• **What this task involves**:
Pull every "создания" line out of the data below.

start Raw data

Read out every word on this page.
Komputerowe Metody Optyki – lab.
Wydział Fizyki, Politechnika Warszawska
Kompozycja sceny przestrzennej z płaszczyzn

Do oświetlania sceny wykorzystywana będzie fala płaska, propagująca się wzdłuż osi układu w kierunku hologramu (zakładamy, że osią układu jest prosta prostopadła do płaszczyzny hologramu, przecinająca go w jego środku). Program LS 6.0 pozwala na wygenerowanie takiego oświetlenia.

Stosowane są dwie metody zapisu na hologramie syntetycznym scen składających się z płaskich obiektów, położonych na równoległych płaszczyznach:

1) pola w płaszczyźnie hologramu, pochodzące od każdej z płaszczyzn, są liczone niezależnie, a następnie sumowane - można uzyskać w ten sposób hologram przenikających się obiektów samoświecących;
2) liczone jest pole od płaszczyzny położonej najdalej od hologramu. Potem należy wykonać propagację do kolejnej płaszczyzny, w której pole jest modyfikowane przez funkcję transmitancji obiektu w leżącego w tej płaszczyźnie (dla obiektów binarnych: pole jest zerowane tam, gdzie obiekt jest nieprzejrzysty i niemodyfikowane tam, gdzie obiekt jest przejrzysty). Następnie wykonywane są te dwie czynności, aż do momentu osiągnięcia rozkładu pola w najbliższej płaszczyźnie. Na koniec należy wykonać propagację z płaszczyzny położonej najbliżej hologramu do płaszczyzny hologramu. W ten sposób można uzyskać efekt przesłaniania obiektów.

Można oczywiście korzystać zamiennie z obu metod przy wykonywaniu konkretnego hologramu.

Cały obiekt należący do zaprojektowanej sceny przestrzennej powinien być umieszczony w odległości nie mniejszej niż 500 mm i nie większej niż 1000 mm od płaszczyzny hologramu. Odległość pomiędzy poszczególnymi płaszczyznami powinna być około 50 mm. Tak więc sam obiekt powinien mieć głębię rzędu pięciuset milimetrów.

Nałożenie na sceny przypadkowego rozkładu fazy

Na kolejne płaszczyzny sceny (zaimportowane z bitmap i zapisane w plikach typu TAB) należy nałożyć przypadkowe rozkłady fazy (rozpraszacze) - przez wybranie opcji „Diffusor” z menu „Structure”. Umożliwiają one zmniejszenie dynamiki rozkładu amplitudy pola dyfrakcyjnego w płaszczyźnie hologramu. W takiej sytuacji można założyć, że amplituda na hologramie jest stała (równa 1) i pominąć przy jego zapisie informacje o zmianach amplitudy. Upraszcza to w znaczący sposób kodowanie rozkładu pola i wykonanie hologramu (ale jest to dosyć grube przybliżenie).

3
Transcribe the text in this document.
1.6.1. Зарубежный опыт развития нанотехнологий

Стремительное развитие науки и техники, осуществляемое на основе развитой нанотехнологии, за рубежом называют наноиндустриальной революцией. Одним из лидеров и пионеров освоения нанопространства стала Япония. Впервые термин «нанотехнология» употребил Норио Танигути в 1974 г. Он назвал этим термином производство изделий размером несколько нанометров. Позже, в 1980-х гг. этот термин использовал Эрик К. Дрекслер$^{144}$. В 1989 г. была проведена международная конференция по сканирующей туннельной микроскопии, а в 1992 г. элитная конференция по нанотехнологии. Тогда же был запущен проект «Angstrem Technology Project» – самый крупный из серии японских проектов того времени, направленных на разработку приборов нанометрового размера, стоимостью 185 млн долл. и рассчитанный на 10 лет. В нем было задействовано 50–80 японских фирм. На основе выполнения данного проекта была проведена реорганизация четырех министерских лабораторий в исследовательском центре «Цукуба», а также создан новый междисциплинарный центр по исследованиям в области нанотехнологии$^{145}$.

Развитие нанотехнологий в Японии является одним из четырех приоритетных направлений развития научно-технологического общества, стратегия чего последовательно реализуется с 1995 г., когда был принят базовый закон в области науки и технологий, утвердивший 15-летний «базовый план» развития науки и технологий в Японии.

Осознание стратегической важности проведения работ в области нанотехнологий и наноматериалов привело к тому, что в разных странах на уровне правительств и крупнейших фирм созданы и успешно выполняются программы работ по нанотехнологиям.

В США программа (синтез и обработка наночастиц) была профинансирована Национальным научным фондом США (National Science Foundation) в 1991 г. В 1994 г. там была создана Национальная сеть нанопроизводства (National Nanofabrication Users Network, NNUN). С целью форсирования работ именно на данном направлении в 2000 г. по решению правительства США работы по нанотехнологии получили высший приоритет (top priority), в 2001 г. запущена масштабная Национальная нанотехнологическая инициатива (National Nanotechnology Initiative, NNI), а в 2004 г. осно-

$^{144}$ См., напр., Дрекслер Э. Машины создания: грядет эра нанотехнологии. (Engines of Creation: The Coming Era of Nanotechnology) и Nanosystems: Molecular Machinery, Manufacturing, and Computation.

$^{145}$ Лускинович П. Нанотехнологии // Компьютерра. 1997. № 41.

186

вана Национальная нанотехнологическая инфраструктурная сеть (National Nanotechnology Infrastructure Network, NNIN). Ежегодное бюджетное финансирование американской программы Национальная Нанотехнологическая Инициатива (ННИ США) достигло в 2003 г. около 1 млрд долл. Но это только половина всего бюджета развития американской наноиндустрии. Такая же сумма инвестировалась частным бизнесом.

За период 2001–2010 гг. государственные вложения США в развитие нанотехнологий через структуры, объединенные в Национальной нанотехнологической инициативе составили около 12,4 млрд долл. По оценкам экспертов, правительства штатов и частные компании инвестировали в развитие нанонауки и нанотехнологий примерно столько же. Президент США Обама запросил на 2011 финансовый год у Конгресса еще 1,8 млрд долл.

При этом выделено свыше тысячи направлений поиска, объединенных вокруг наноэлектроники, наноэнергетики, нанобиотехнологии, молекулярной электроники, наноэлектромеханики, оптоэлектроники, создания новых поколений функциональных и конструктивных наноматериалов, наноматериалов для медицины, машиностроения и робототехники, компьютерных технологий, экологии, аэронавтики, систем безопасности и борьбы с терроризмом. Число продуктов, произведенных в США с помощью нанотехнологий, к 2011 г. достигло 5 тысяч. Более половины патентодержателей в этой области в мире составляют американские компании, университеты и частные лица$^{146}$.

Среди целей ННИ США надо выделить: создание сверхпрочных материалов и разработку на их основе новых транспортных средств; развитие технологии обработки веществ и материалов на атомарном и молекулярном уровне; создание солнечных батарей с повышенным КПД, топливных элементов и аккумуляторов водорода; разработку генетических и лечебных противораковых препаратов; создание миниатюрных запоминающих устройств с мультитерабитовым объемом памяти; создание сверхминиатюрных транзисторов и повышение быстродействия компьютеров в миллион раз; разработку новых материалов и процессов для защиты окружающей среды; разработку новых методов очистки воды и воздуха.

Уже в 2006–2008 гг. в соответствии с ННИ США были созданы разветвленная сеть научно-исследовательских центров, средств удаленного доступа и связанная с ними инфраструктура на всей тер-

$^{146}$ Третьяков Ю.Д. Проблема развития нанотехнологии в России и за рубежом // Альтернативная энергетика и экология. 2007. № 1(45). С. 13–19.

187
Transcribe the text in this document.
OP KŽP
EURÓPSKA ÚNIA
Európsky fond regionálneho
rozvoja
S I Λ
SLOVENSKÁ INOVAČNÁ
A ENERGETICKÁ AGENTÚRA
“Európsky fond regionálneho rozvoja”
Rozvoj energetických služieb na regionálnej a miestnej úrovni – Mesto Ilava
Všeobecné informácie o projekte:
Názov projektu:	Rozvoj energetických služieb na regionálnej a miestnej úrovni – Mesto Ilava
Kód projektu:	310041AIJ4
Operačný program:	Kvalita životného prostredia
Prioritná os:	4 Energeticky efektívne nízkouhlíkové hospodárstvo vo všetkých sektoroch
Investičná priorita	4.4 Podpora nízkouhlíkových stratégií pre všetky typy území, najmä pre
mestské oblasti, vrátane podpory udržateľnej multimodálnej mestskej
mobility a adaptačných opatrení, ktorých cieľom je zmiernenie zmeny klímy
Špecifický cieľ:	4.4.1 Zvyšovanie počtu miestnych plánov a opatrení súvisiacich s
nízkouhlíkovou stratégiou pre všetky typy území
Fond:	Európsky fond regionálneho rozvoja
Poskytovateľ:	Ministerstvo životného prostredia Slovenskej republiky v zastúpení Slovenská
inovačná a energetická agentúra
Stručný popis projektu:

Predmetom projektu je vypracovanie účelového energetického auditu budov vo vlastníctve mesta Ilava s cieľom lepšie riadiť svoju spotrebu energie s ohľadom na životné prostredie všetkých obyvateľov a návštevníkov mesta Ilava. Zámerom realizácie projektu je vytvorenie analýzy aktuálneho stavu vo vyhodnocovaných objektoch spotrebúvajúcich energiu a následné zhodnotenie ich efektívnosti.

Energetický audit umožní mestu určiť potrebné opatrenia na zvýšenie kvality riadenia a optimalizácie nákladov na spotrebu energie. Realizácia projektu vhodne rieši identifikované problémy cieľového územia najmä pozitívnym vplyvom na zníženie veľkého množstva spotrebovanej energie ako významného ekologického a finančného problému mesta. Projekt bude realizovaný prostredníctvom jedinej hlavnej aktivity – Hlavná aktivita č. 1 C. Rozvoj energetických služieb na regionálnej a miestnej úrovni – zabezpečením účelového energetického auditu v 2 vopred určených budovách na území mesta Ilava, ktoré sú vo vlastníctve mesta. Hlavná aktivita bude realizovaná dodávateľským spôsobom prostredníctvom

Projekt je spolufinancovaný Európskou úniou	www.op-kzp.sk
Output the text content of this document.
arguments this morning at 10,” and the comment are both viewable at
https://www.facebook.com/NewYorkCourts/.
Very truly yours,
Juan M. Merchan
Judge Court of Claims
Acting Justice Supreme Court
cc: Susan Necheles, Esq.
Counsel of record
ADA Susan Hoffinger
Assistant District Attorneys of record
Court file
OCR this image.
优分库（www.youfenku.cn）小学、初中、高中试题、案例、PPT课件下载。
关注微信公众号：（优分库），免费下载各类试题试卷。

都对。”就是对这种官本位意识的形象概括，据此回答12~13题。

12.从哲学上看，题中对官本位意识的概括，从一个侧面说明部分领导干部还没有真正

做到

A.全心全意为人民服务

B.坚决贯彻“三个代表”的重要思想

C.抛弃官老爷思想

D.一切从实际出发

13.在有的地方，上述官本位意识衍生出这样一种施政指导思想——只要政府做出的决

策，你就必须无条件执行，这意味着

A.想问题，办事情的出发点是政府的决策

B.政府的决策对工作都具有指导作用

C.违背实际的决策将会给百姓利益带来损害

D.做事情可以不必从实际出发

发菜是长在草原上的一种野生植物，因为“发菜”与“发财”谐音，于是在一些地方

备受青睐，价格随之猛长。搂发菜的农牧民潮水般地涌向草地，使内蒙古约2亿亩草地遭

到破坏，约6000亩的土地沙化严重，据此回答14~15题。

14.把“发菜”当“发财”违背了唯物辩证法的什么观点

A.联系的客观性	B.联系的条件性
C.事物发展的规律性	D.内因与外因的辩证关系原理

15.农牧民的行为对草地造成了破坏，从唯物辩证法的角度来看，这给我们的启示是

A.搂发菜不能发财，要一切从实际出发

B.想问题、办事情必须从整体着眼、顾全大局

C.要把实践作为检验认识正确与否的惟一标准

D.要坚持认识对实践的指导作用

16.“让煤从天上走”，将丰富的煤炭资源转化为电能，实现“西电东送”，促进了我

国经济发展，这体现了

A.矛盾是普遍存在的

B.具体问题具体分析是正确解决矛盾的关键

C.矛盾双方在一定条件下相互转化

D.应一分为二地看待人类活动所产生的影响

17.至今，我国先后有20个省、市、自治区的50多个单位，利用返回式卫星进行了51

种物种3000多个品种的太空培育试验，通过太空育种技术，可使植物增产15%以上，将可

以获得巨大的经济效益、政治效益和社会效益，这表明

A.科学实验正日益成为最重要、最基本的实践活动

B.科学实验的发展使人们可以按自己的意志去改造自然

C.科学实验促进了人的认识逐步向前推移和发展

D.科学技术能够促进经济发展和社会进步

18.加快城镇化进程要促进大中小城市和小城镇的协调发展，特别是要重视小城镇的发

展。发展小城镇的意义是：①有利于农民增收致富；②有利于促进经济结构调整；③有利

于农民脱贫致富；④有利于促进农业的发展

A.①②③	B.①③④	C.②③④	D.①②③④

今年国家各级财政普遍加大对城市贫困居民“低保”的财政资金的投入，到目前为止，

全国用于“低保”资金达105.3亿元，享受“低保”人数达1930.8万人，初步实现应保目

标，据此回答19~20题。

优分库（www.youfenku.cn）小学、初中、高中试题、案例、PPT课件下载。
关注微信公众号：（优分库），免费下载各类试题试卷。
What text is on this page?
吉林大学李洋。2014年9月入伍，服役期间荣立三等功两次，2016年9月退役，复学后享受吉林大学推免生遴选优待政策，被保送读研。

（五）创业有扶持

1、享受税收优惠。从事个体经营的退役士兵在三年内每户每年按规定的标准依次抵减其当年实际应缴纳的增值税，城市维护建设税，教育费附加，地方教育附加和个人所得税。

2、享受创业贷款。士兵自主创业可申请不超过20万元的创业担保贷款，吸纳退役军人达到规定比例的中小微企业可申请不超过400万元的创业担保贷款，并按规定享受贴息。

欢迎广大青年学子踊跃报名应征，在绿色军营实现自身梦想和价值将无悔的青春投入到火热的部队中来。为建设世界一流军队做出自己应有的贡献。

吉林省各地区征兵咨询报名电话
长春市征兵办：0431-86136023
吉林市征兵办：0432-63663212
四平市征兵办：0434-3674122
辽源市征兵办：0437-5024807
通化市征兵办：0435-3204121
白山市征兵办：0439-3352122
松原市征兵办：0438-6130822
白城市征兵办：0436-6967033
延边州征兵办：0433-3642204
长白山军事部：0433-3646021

end Raw data

• **Worked solution**:
$^{144}$ См., напр., Дрекслер Э. Машины создания: грядет эра нанотехнологии. (Engines of Creation: The Coming Era of Nanotechnology) и Nanosystems: Molecular Machinery, Manufacturing, and Computation.
При этом выделено свыше тысячи направлений поиска, объединенных вокруг наноэлектроники, наноэнергетики, нанобиотехнологии, молекулярной электроники, наноэлектромеханики, оптоэлектроники, создания новых поколений функциональных и конструктивных наноматериалов, наноматериалов для медицины, машиностроения и робототехники, компьютерных технологий, экологии, аэронавтики, систем безопасности и борьбы с терроризмом. Число продуктов, произведенных в США с помощью нанотехнологий, к 2011 г. достигло 5 тысяч. Более половины патентодержателей в этой области в мире составляют американские компании, университеты и частные лица$^{146}$.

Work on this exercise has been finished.